■ **TASK TO CARRY OUT**: Determine the number of lines in the listing below where the string "TradingView" occurs; answer with the number alone.

=== DATA SHOWN ===

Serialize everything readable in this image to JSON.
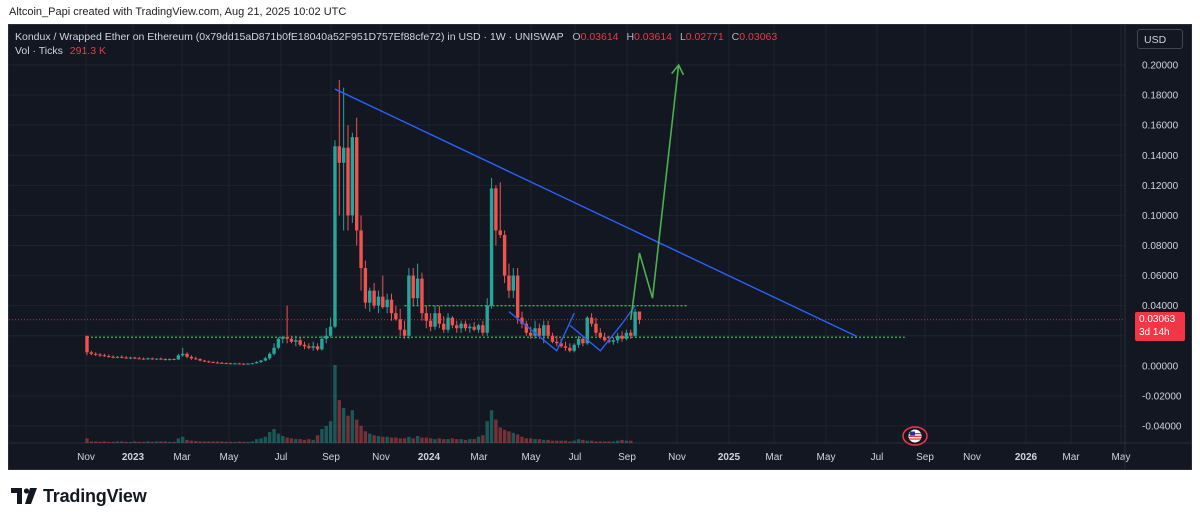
{
  "credit": "Altcoin_Papi created with TradingView.com, Aug 21, 2025 10:02 UTC",
  "legend": {
    "symbol": "Kondux / Wrapped Ether on Ethereum (0x79dd15aD871b0fE18040a52F951D757Ef88cfe72) in USD · 1W · UNISWAP",
    "o_label": "O",
    "o_value": "0.03614",
    "h_label": "H",
    "h_value": "0.03614",
    "l_label": "L",
    "l_value": "0.02771",
    "c_label": "C",
    "c_value": "0.03063",
    "vol_label": "Vol · Ticks",
    "vol_value": "291.3 K"
  },
  "currency_button": "USD",
  "last_price": {
    "value": "0.03063",
    "countdown": "3d 14h"
  },
  "logo_text": "TradingView",
  "colors": {
    "up": "#26a69a",
    "down": "#ef5350",
    "trendline": "#2962ff",
    "forecast": "#4caf50",
    "support": "#4caf50",
    "background": "#131722"
  },
  "chart_data": {
    "type": "candlestick",
    "title": "",
    "x_ticks": [
      "Nov",
      "2023",
      "Mar",
      "May",
      "Jul",
      "Sep",
      "Nov",
      "2024",
      "Mar",
      "May",
      "Jul",
      "Sep",
      "Nov",
      "2025",
      "Mar",
      "May",
      "Jul",
      "Sep",
      "Nov",
      "2026",
      "Mar",
      "May"
    ],
    "y_ticks": [
      "0.20000",
      "0.18000",
      "0.16000",
      "0.14000",
      "0.12000",
      "0.10000",
      "0.08000",
      "0.06000",
      "0.04000",
      "0.02000",
      "0.00000",
      "-0.02000",
      "-0.04000"
    ],
    "ylim": [
      -0.048,
      0.218
    ],
    "grid": true,
    "series_ohlc": [
      [
        0.02,
        0.02,
        0.007,
        0.009
      ],
      [
        0.009,
        0.01,
        0.007,
        0.008
      ],
      [
        0.008,
        0.009,
        0.0065,
        0.0075
      ],
      [
        0.0075,
        0.0085,
        0.006,
        0.007
      ],
      [
        0.007,
        0.008,
        0.006,
        0.0065
      ],
      [
        0.0065,
        0.0075,
        0.0055,
        0.006
      ],
      [
        0.006,
        0.007,
        0.005,
        0.0055
      ],
      [
        0.0055,
        0.0065,
        0.005,
        0.006
      ],
      [
        0.006,
        0.007,
        0.005,
        0.0055
      ],
      [
        0.0055,
        0.0065,
        0.0048,
        0.005
      ],
      [
        0.005,
        0.006,
        0.0045,
        0.0055
      ],
      [
        0.0055,
        0.006,
        0.0045,
        0.005
      ],
      [
        0.005,
        0.006,
        0.0045,
        0.0048
      ],
      [
        0.0048,
        0.0055,
        0.004,
        0.0045
      ],
      [
        0.0045,
        0.0055,
        0.004,
        0.005
      ],
      [
        0.005,
        0.0055,
        0.004,
        0.0045
      ],
      [
        0.0045,
        0.005,
        0.004,
        0.0048
      ],
      [
        0.0048,
        0.0055,
        0.004,
        0.0045
      ],
      [
        0.0045,
        0.005,
        0.0035,
        0.004
      ],
      [
        0.004,
        0.005,
        0.0035,
        0.0045
      ],
      [
        0.0045,
        0.005,
        0.004,
        0.0042
      ],
      [
        0.0042,
        0.008,
        0.004,
        0.007
      ],
      [
        0.007,
        0.012,
        0.006,
        0.008
      ],
      [
        0.008,
        0.009,
        0.005,
        0.006
      ],
      [
        0.006,
        0.007,
        0.004,
        0.005
      ],
      [
        0.005,
        0.006,
        0.004,
        0.0045
      ],
      [
        0.0045,
        0.005,
        0.003,
        0.0035
      ],
      [
        0.0035,
        0.004,
        0.0025,
        0.003
      ],
      [
        0.003,
        0.0035,
        0.002,
        0.0025
      ],
      [
        0.0025,
        0.003,
        0.002,
        0.0022
      ],
      [
        0.0022,
        0.003,
        0.0018,
        0.002
      ],
      [
        0.002,
        0.0025,
        0.0015,
        0.0018
      ],
      [
        0.0018,
        0.0022,
        0.0015,
        0.0017
      ],
      [
        0.0017,
        0.002,
        0.0012,
        0.0015
      ],
      [
        0.0015,
        0.002,
        0.0012,
        0.0016
      ],
      [
        0.0016,
        0.002,
        0.0012,
        0.0014
      ],
      [
        0.0014,
        0.0018,
        0.001,
        0.0013
      ],
      [
        0.0013,
        0.0018,
        0.001,
        0.0015
      ],
      [
        0.0015,
        0.002,
        0.0012,
        0.0017
      ],
      [
        0.0017,
        0.003,
        0.0015,
        0.0025
      ],
      [
        0.0025,
        0.004,
        0.002,
        0.0035
      ],
      [
        0.0035,
        0.006,
        0.003,
        0.005
      ],
      [
        0.005,
        0.009,
        0.004,
        0.008
      ],
      [
        0.008,
        0.015,
        0.007,
        0.012
      ],
      [
        0.012,
        0.019,
        0.011,
        0.018
      ],
      [
        0.018,
        0.02,
        0.015,
        0.019
      ],
      [
        0.019,
        0.04,
        0.015,
        0.018
      ],
      [
        0.018,
        0.02,
        0.015,
        0.016
      ],
      [
        0.016,
        0.02,
        0.013,
        0.017
      ],
      [
        0.017,
        0.019,
        0.013,
        0.014
      ],
      [
        0.014,
        0.016,
        0.011,
        0.013
      ],
      [
        0.013,
        0.015,
        0.011,
        0.012
      ],
      [
        0.012,
        0.016,
        0.01,
        0.013
      ],
      [
        0.013,
        0.015,
        0.01,
        0.011
      ],
      [
        0.011,
        0.02,
        0.01,
        0.018
      ],
      [
        0.018,
        0.025,
        0.015,
        0.02
      ],
      [
        0.02,
        0.032,
        0.019,
        0.026
      ],
      [
        0.026,
        0.15,
        0.025,
        0.146
      ],
      [
        0.146,
        0.19,
        0.1,
        0.135
      ],
      [
        0.135,
        0.185,
        0.09,
        0.145
      ],
      [
        0.145,
        0.16,
        0.09,
        0.1
      ],
      [
        0.1,
        0.155,
        0.095,
        0.152
      ],
      [
        0.152,
        0.165,
        0.08,
        0.09
      ],
      [
        0.09,
        0.1,
        0.05,
        0.065
      ],
      [
        0.065,
        0.07,
        0.038,
        0.042
      ],
      [
        0.042,
        0.052,
        0.036,
        0.05
      ],
      [
        0.05,
        0.055,
        0.038,
        0.04
      ],
      [
        0.04,
        0.05,
        0.035,
        0.046
      ],
      [
        0.046,
        0.06,
        0.038,
        0.039
      ],
      [
        0.039,
        0.048,
        0.035,
        0.044
      ],
      [
        0.044,
        0.048,
        0.03,
        0.035
      ],
      [
        0.035,
        0.04,
        0.03,
        0.031
      ],
      [
        0.031,
        0.038,
        0.02,
        0.024
      ],
      [
        0.024,
        0.03,
        0.018,
        0.02
      ],
      [
        0.02,
        0.065,
        0.018,
        0.06
      ],
      [
        0.06,
        0.065,
        0.04,
        0.045
      ],
      [
        0.045,
        0.068,
        0.04,
        0.058
      ],
      [
        0.058,
        0.062,
        0.03,
        0.035
      ],
      [
        0.035,
        0.04,
        0.025,
        0.03
      ],
      [
        0.03,
        0.035,
        0.023,
        0.026
      ],
      [
        0.026,
        0.04,
        0.024,
        0.035
      ],
      [
        0.035,
        0.04,
        0.025,
        0.028
      ],
      [
        0.028,
        0.033,
        0.022,
        0.024
      ],
      [
        0.024,
        0.035,
        0.022,
        0.032
      ],
      [
        0.032,
        0.033,
        0.025,
        0.027
      ],
      [
        0.027,
        0.03,
        0.022,
        0.025
      ],
      [
        0.025,
        0.03,
        0.022,
        0.028
      ],
      [
        0.028,
        0.03,
        0.023,
        0.025
      ],
      [
        0.025,
        0.028,
        0.022,
        0.026
      ],
      [
        0.026,
        0.029,
        0.023,
        0.024
      ],
      [
        0.024,
        0.028,
        0.022,
        0.027
      ],
      [
        0.027,
        0.03,
        0.02,
        0.022
      ],
      [
        0.022,
        0.045,
        0.02,
        0.04
      ],
      [
        0.04,
        0.125,
        0.038,
        0.118
      ],
      [
        0.118,
        0.12,
        0.08,
        0.09
      ],
      [
        0.09,
        0.122,
        0.085,
        0.087
      ],
      [
        0.087,
        0.09,
        0.055,
        0.06
      ],
      [
        0.06,
        0.068,
        0.045,
        0.05
      ],
      [
        0.05,
        0.065,
        0.045,
        0.06
      ],
      [
        0.06,
        0.065,
        0.028,
        0.032
      ],
      [
        0.032,
        0.036,
        0.025,
        0.028
      ],
      [
        0.028,
        0.03,
        0.02,
        0.022
      ],
      [
        0.022,
        0.026,
        0.018,
        0.02
      ],
      [
        0.02,
        0.03,
        0.018,
        0.025
      ],
      [
        0.025,
        0.028,
        0.018,
        0.02
      ],
      [
        0.02,
        0.03,
        0.015,
        0.027
      ],
      [
        0.027,
        0.03,
        0.018,
        0.02
      ],
      [
        0.02,
        0.022,
        0.015,
        0.016
      ],
      [
        0.016,
        0.02,
        0.013,
        0.015
      ],
      [
        0.015,
        0.018,
        0.012,
        0.013
      ],
      [
        0.013,
        0.016,
        0.01,
        0.012
      ],
      [
        0.012,
        0.015,
        0.009,
        0.01
      ],
      [
        0.01,
        0.015,
        0.009,
        0.014
      ],
      [
        0.014,
        0.02,
        0.012,
        0.018
      ],
      [
        0.018,
        0.02,
        0.013,
        0.015
      ],
      [
        0.015,
        0.033,
        0.014,
        0.032
      ],
      [
        0.032,
        0.035,
        0.026,
        0.028
      ],
      [
        0.028,
        0.032,
        0.02,
        0.022
      ],
      [
        0.022,
        0.025,
        0.018,
        0.019
      ],
      [
        0.019,
        0.022,
        0.016,
        0.017
      ],
      [
        0.017,
        0.02,
        0.015,
        0.016
      ],
      [
        0.016,
        0.019,
        0.014,
        0.017
      ],
      [
        0.017,
        0.022,
        0.015,
        0.02
      ],
      [
        0.02,
        0.023,
        0.016,
        0.018
      ],
      [
        0.018,
        0.024,
        0.017,
        0.022
      ],
      [
        0.022,
        0.024,
        0.018,
        0.02
      ],
      [
        0.02,
        0.038,
        0.019,
        0.036
      ],
      [
        0.0361,
        0.0361,
        0.0277,
        0.0306
      ]
    ],
    "volume": [
      0.06,
      0.02,
      0.02,
      0.015,
      0.02,
      0.015,
      0.015,
      0.02,
      0.02,
      0.015,
      0.015,
      0.02,
      0.015,
      0.015,
      0.02,
      0.015,
      0.02,
      0.02,
      0.02,
      0.015,
      0.015,
      0.06,
      0.08,
      0.04,
      0.03,
      0.025,
      0.02,
      0.02,
      0.02,
      0.02,
      0.02,
      0.02,
      0.015,
      0.015,
      0.015,
      0.02,
      0.015,
      0.015,
      0.02,
      0.05,
      0.06,
      0.08,
      0.14,
      0.18,
      0.12,
      0.09,
      0.07,
      0.06,
      0.05,
      0.05,
      0.04,
      0.05,
      0.04,
      0.1,
      0.18,
      0.22,
      0.28,
      1.0,
      0.55,
      0.45,
      0.35,
      0.42,
      0.3,
      0.22,
      0.15,
      0.12,
      0.1,
      0.09,
      0.08,
      0.08,
      0.07,
      0.07,
      0.06,
      0.06,
      0.08,
      0.06,
      0.09,
      0.07,
      0.07,
      0.06,
      0.05,
      0.06,
      0.05,
      0.05,
      0.06,
      0.05,
      0.05,
      0.04,
      0.05,
      0.05,
      0.08,
      0.1,
      0.28,
      0.42,
      0.3,
      0.2,
      0.17,
      0.15,
      0.13,
      0.11,
      0.08,
      0.06,
      0.06,
      0.05,
      0.05,
      0.04,
      0.04,
      0.03,
      0.03,
      0.03,
      0.03,
      0.02,
      0.03,
      0.05,
      0.04,
      0.03,
      0.03,
      0.02,
      0.02,
      0.02,
      0.02,
      0.02,
      0.03,
      0.04,
      0.03,
      0.03
    ],
    "resistance_trendline": {
      "from": [
        57,
        0.184
      ],
      "to": [
        177,
        0.0195
      ]
    },
    "support_level_upper": 0.04,
    "support_level_lower": 0.019,
    "last_price_level": 0.03063,
    "forecast_path": [
      [
        125,
        0.0306
      ],
      [
        127,
        0.075
      ],
      [
        130,
        0.045
      ],
      [
        136,
        0.2
      ]
    ],
    "channel_lines": [
      [
        [
          97,
          0.036
        ],
        [
          108,
          0.01
        ],
        [
          112,
          0.035
        ]
      ],
      [
        [
          111,
          0.027
        ],
        [
          118,
          0.01
        ],
        [
          123,
          0.028
        ],
        [
          126,
          0.04
        ]
      ]
    ]
  }
}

===

■ **SOLUTION**: 2